Print the data below verbatim, minus images.

Data items:
****

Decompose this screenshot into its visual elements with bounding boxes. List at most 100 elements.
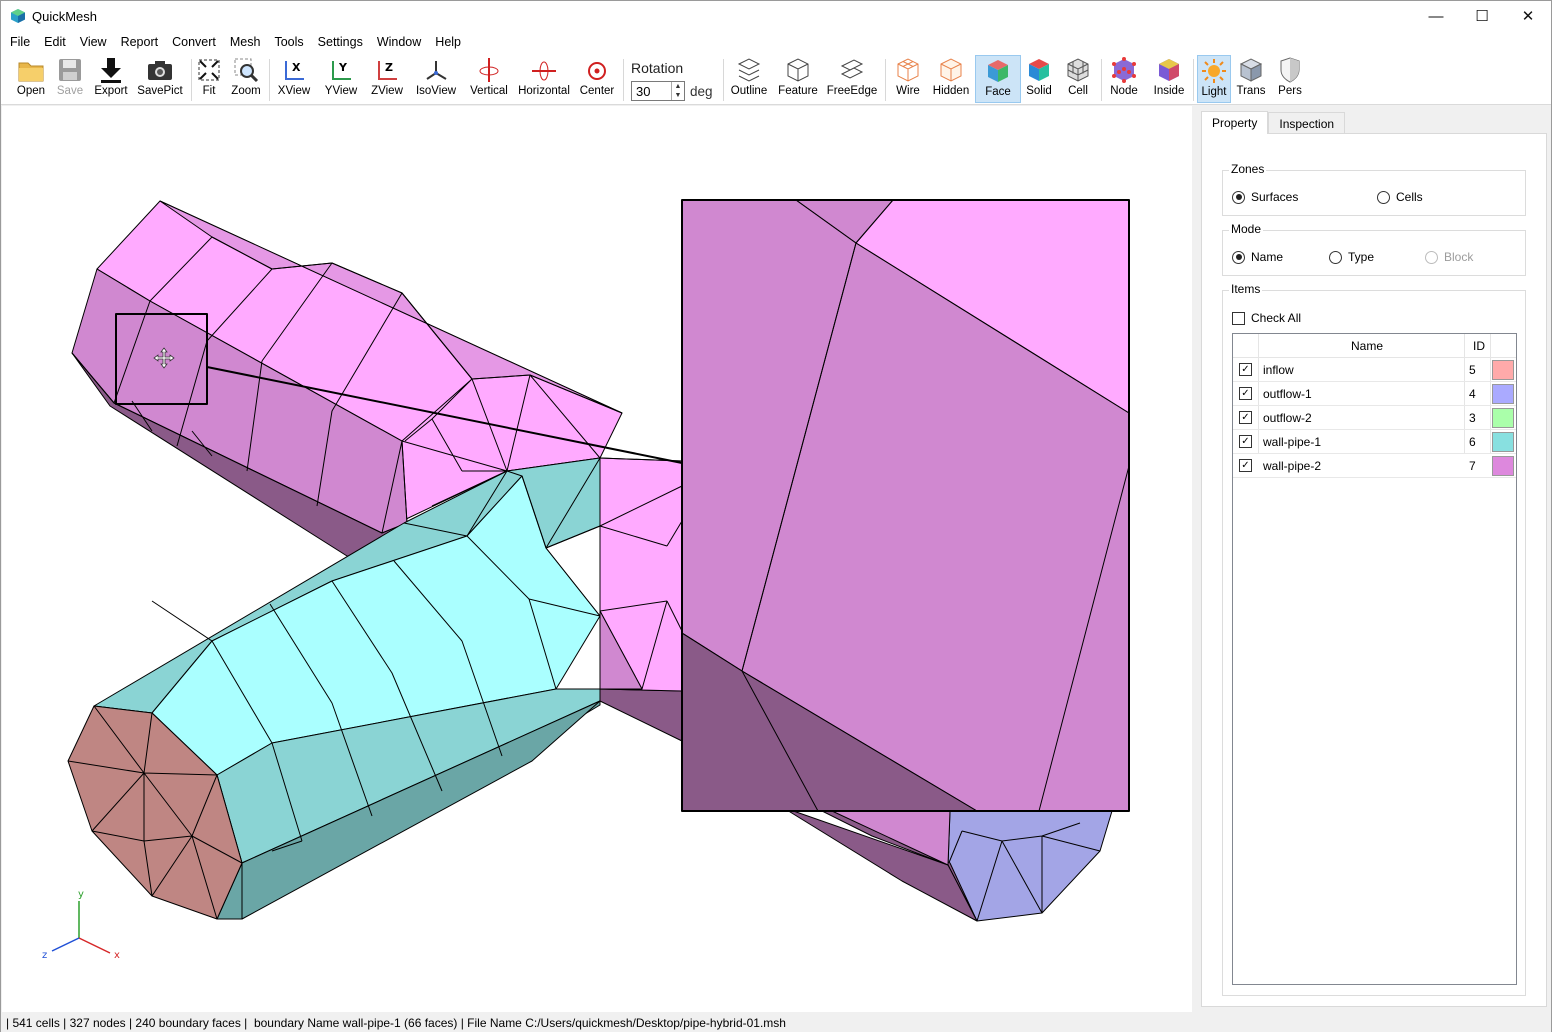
- check-all[interactable]: Check All: [1232, 311, 1301, 325]
- zoom-button[interactable]: Zoom: [229, 55, 263, 103]
- menu-edit[interactable]: Edit: [37, 35, 73, 49]
- zview-button[interactable]: Z ZView: [367, 55, 407, 103]
- radio-type-indicator[interactable]: [1329, 250, 1342, 264]
- check-all-label: Check All: [1251, 311, 1302, 325]
- tab-inspection[interactable]: Inspection: [1268, 112, 1346, 134]
- minimize-button[interactable]: —: [1413, 1, 1459, 31]
- menu-settings[interactable]: Settings: [311, 35, 370, 49]
- cell-button[interactable]: Cell: [1061, 55, 1095, 103]
- menu-file[interactable]: File: [3, 35, 37, 49]
- center-button[interactable]: Center: [577, 55, 617, 103]
- inside-label: Inside: [1153, 85, 1185, 97]
- row-color-swatch[interactable]: [1492, 384, 1514, 404]
- fit-button[interactable]: Fit: [195, 55, 223, 103]
- vertical-rotate-button[interactable]: Vertical: [467, 55, 511, 103]
- menu-convert[interactable]: Convert: [165, 35, 223, 49]
- hidden-button[interactable]: Hidden: [931, 55, 971, 103]
- table-row[interactable]: ✓ wall-pipe-1 6: [1233, 430, 1516, 454]
- row-checkbox[interactable]: ✓: [1239, 363, 1252, 376]
- menu-bar: File Edit View Report Convert Mesh Tools…: [1, 31, 1551, 53]
- isoview-label: IsoView: [415, 85, 457, 97]
- outline-button[interactable]: Outline: [729, 55, 769, 103]
- sun-icon: [1200, 56, 1228, 86]
- wire-button[interactable]: Wire: [891, 55, 925, 103]
- check-all-box[interactable]: [1232, 311, 1245, 325]
- yview-button[interactable]: Y YView: [321, 55, 361, 103]
- cell-grid-icon: [1064, 55, 1092, 85]
- items-table-header: Name ID: [1233, 334, 1516, 358]
- row-id: 6: [1469, 435, 1476, 449]
- table-row[interactable]: ✓ outflow-1 4: [1233, 382, 1516, 406]
- radio-surfaces[interactable]: Surfaces: [1232, 190, 1298, 204]
- row-checkbox[interactable]: ✓: [1239, 459, 1252, 472]
- rotation-angle-input[interactable]: 30 ▲ ▼: [631, 81, 685, 101]
- transparent-cube-icon: [1237, 55, 1265, 85]
- magnifier-icon: [232, 55, 260, 85]
- menu-tools[interactable]: Tools: [267, 35, 310, 49]
- row-color-swatch[interactable]: [1492, 360, 1514, 380]
- pers-button[interactable]: Pers: [1273, 55, 1307, 103]
- maximize-button[interactable]: ☐: [1459, 1, 1505, 31]
- isoview-button[interactable]: IsoView: [413, 55, 459, 103]
- radio-type[interactable]: Type: [1329, 250, 1374, 264]
- table-row[interactable]: ✓ inflow 5: [1233, 358, 1516, 382]
- close-button[interactable]: ✕: [1505, 1, 1551, 31]
- radio-name[interactable]: Name: [1232, 250, 1283, 264]
- row-name: wall-pipe-2: [1263, 459, 1322, 473]
- download-arrow-icon: [97, 55, 125, 85]
- export-button[interactable]: Export: [91, 55, 131, 103]
- open-button[interactable]: Open: [13, 55, 49, 103]
- radio-cells[interactable]: Cells: [1377, 190, 1423, 204]
- face-button[interactable]: Face: [975, 55, 1021, 103]
- table-row[interactable]: ✓ outflow-2 3: [1233, 406, 1516, 430]
- menu-help[interactable]: Help: [428, 35, 468, 49]
- menu-view[interactable]: View: [73, 35, 114, 49]
- menu-mesh[interactable]: Mesh: [223, 35, 268, 49]
- radio-surfaces-indicator[interactable]: [1232, 190, 1245, 204]
- hidden-label: Hidden: [932, 85, 970, 97]
- radio-name-indicator[interactable]: [1232, 250, 1245, 264]
- fit-arrows-icon: [195, 55, 223, 85]
- col-id-header[interactable]: ID: [1473, 339, 1485, 353]
- face-label: Face: [985, 86, 1011, 98]
- axis-y-label: y: [78, 889, 84, 900]
- spin-down-icon[interactable]: ▼: [672, 91, 684, 100]
- horizontal-rotate-button[interactable]: Horizontal: [517, 55, 571, 103]
- savepict-button[interactable]: SavePict: [135, 55, 185, 103]
- row-color-swatch[interactable]: [1492, 456, 1514, 476]
- col-name-header[interactable]: Name: [1351, 339, 1383, 353]
- trans-button[interactable]: Trans: [1235, 55, 1267, 103]
- row-id: 5: [1469, 363, 1476, 377]
- spin-up-icon[interactable]: ▲: [672, 82, 684, 91]
- row-checkbox[interactable]: ✓: [1239, 411, 1252, 424]
- zones-title: Zones: [1229, 162, 1267, 176]
- row-color-swatch[interactable]: [1492, 408, 1514, 428]
- row-id: 4: [1469, 387, 1476, 401]
- row-checkbox[interactable]: ✓: [1239, 387, 1252, 400]
- row-color-swatch[interactable]: [1492, 432, 1514, 452]
- menu-report[interactable]: Report: [114, 35, 166, 49]
- row-checkbox[interactable]: ✓: [1239, 435, 1252, 448]
- inside-button[interactable]: Inside: [1149, 55, 1189, 103]
- solid-cube-icon: [1025, 55, 1053, 85]
- camera-icon: [146, 55, 174, 85]
- solid-button[interactable]: Solid: [1023, 55, 1055, 103]
- horizontal-rotation-icon: [530, 55, 558, 85]
- radio-cells-indicator[interactable]: [1377, 190, 1390, 204]
- feature-button[interactable]: Feature: [775, 55, 821, 103]
- save-button[interactable]: Save: [53, 55, 87, 103]
- xview-button[interactable]: X XView: [275, 55, 313, 103]
- menu-window[interactable]: Window: [370, 35, 428, 49]
- radio-name-label: Name: [1251, 250, 1284, 264]
- node-button[interactable]: Node: [1107, 55, 1141, 103]
- svg-text:Z: Z: [385, 61, 393, 74]
- xview-label: XView: [277, 85, 311, 97]
- radio-block-indicator: [1425, 250, 1438, 264]
- property-panel: Property Inspection Zones Surfaces Cells…: [1201, 111, 1547, 1007]
- light-button[interactable]: Light: [1197, 55, 1231, 103]
- rotation-spinner[interactable]: ▲ ▼: [671, 82, 684, 100]
- tab-property[interactable]: Property: [1201, 111, 1269, 134]
- table-row[interactable]: ✓ wall-pipe-2 7: [1233, 454, 1516, 478]
- 3d-viewport[interactable]: y x z: [2, 106, 1192, 1012]
- freeedge-button[interactable]: FreeEdge: [825, 55, 879, 103]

****

### The answer
Decompose this screenshot into its visual elements with bounding boxes. List at most 100 elements.
- check-all[interactable]: Check All: [1232, 311, 1301, 325]
- zoom-button[interactable]: Zoom: [229, 55, 263, 103]
- menu-edit[interactable]: Edit: [37, 35, 73, 49]
- zview-button[interactable]: Z ZView: [367, 55, 407, 103]
- radio-type-indicator[interactable]: [1329, 250, 1342, 264]
- check-all-label: Check All: [1251, 311, 1302, 325]
- tab-inspection[interactable]: Inspection: [1268, 112, 1346, 134]
- minimize-button[interactable]: —: [1413, 1, 1459, 31]
- menu-settings[interactable]: Settings: [311, 35, 370, 49]
- cell-button[interactable]: Cell: [1061, 55, 1095, 103]
- menu-file[interactable]: File: [3, 35, 37, 49]
- center-button[interactable]: Center: [577, 55, 617, 103]
- inside-label: Inside: [1153, 85, 1185, 97]
- row-color-swatch[interactable]: [1492, 384, 1514, 404]
- fit-button[interactable]: Fit: [195, 55, 223, 103]
- vertical-rotate-button[interactable]: Vertical: [467, 55, 511, 103]
- menu-convert[interactable]: Convert: [165, 35, 223, 49]
- hidden-button[interactable]: Hidden: [931, 55, 971, 103]
- table-row[interactable]: ✓ wall-pipe-1 6: [1233, 430, 1516, 454]
- row-checkbox[interactable]: ✓: [1239, 363, 1252, 376]
- menu-bar: File Edit View Report Convert Mesh Tools…: [1, 31, 1551, 53]
- isoview-label: IsoView: [415, 85, 457, 97]
- outline-button[interactable]: Outline: [729, 55, 769, 103]
- sun-icon: [1200, 56, 1228, 86]
- wire-button[interactable]: Wire: [891, 55, 925, 103]
- check-all-box[interactable]: [1232, 311, 1245, 325]
- yview-button[interactable]: Y YView: [321, 55, 361, 103]
- cell-grid-icon: [1064, 55, 1092, 85]
- items-table-header: Name ID: [1233, 334, 1516, 358]
- row-id: 6: [1469, 435, 1476, 449]
- table-row[interactable]: ✓ outflow-1 4: [1233, 382, 1516, 406]
- radio-surfaces[interactable]: Surfaces: [1232, 190, 1298, 204]
- row-checkbox[interactable]: ✓: [1239, 459, 1252, 472]
- rotation-angle-input[interactable]: 30 ▲ ▼: [631, 81, 685, 101]
- transparent-cube-icon: [1237, 55, 1265, 85]
- magnifier-icon: [232, 55, 260, 85]
- menu-tools[interactable]: Tools: [267, 35, 310, 49]
- row-color-swatch[interactable]: [1492, 360, 1514, 380]
- pers-button[interactable]: Pers: [1273, 55, 1307, 103]
- maximize-button[interactable]: ☐: [1459, 1, 1505, 31]
- isoview-button[interactable]: IsoView: [413, 55, 459, 103]
- radio-type[interactable]: Type: [1329, 250, 1374, 264]
- table-row[interactable]: ✓ inflow 5: [1233, 358, 1516, 382]
- close-button[interactable]: ✕: [1505, 1, 1551, 31]
- radio-name[interactable]: Name: [1232, 250, 1283, 264]
- row-name: wall-pipe-2: [1263, 459, 1322, 473]
- download-arrow-icon: [97, 55, 125, 85]
- export-button[interactable]: Export: [91, 55, 131, 103]
- open-button[interactable]: Open: [13, 55, 49, 103]
- radio-cells[interactable]: Cells: [1377, 190, 1423, 204]
- face-button[interactable]: Face: [975, 55, 1021, 103]
- table-row[interactable]: ✓ outflow-2 3: [1233, 406, 1516, 430]
- menu-help[interactable]: Help: [428, 35, 468, 49]
- menu-view[interactable]: View: [73, 35, 114, 49]
- menu-mesh[interactable]: Mesh: [223, 35, 268, 49]
- radio-surfaces-indicator[interactable]: [1232, 190, 1245, 204]
- hidden-label: Hidden: [932, 85, 970, 97]
- radio-name-indicator[interactable]: [1232, 250, 1245, 264]
- fit-arrows-icon: [195, 55, 223, 85]
- col-id-header[interactable]: ID: [1473, 339, 1485, 353]
- face-label: Face: [985, 86, 1011, 98]
- axis-y-label: y: [78, 889, 84, 900]
- spin-down-icon[interactable]: ▼: [672, 91, 684, 100]
- horizontal-rotate-button[interactable]: Horizontal: [517, 55, 571, 103]
- savepict-button[interactable]: SavePict: [135, 55, 185, 103]
- row-color-swatch[interactable]: [1492, 456, 1514, 476]
- col-name-header[interactable]: Name: [1351, 339, 1383, 353]
- trans-button[interactable]: Trans: [1235, 55, 1267, 103]
- row-id: 5: [1469, 363, 1476, 377]
- spin-up-icon[interactable]: ▲: [672, 82, 684, 91]
- row-checkbox[interactable]: ✓: [1239, 411, 1252, 424]
- zones-title: Zones: [1229, 162, 1267, 176]
- row-color-swatch[interactable]: [1492, 408, 1514, 428]
- row-id: 4: [1469, 387, 1476, 401]
- row-checkbox[interactable]: ✓: [1239, 387, 1252, 400]
- row-color-swatch[interactable]: [1492, 432, 1514, 452]
- menu-report[interactable]: Report: [114, 35, 166, 49]
- row-checkbox[interactable]: ✓: [1239, 435, 1252, 448]
- inside-button[interactable]: Inside: [1149, 55, 1189, 103]
- solid-cube-icon: [1025, 55, 1053, 85]
- camera-icon: [146, 55, 174, 85]
- solid-button[interactable]: Solid: [1023, 55, 1055, 103]
- horizontal-rotation-icon: [530, 55, 558, 85]
- radio-cells-indicator[interactable]: [1377, 190, 1390, 204]
- feature-button[interactable]: Feature: [775, 55, 821, 103]
- save-button[interactable]: Save: [53, 55, 87, 103]
- xview-button[interactable]: X XView: [275, 55, 313, 103]
- menu-window[interactable]: Window: [370, 35, 428, 49]
- radio-name-label: Name: [1251, 250, 1284, 264]
- node-button[interactable]: Node: [1107, 55, 1141, 103]
- svg-text:Z: Z: [385, 61, 393, 74]
- xview-label: XView: [277, 85, 311, 97]
- radio-block-indicator: [1425, 250, 1438, 264]
- property-panel: Property Inspection Zones Surfaces Cells…: [1201, 111, 1547, 1007]
- light-button[interactable]: Light: [1197, 55, 1231, 103]
- rotation-spinner[interactable]: ▲ ▼: [671, 82, 684, 100]
- tab-property[interactable]: Property: [1201, 111, 1269, 134]
- table-row[interactable]: ✓ wall-pipe-2 7: [1233, 454, 1516, 478]
- 3d-viewport[interactable]: y x z: [2, 106, 1192, 1012]
- freeedge-button[interactable]: FreeEdge: [825, 55, 879, 103]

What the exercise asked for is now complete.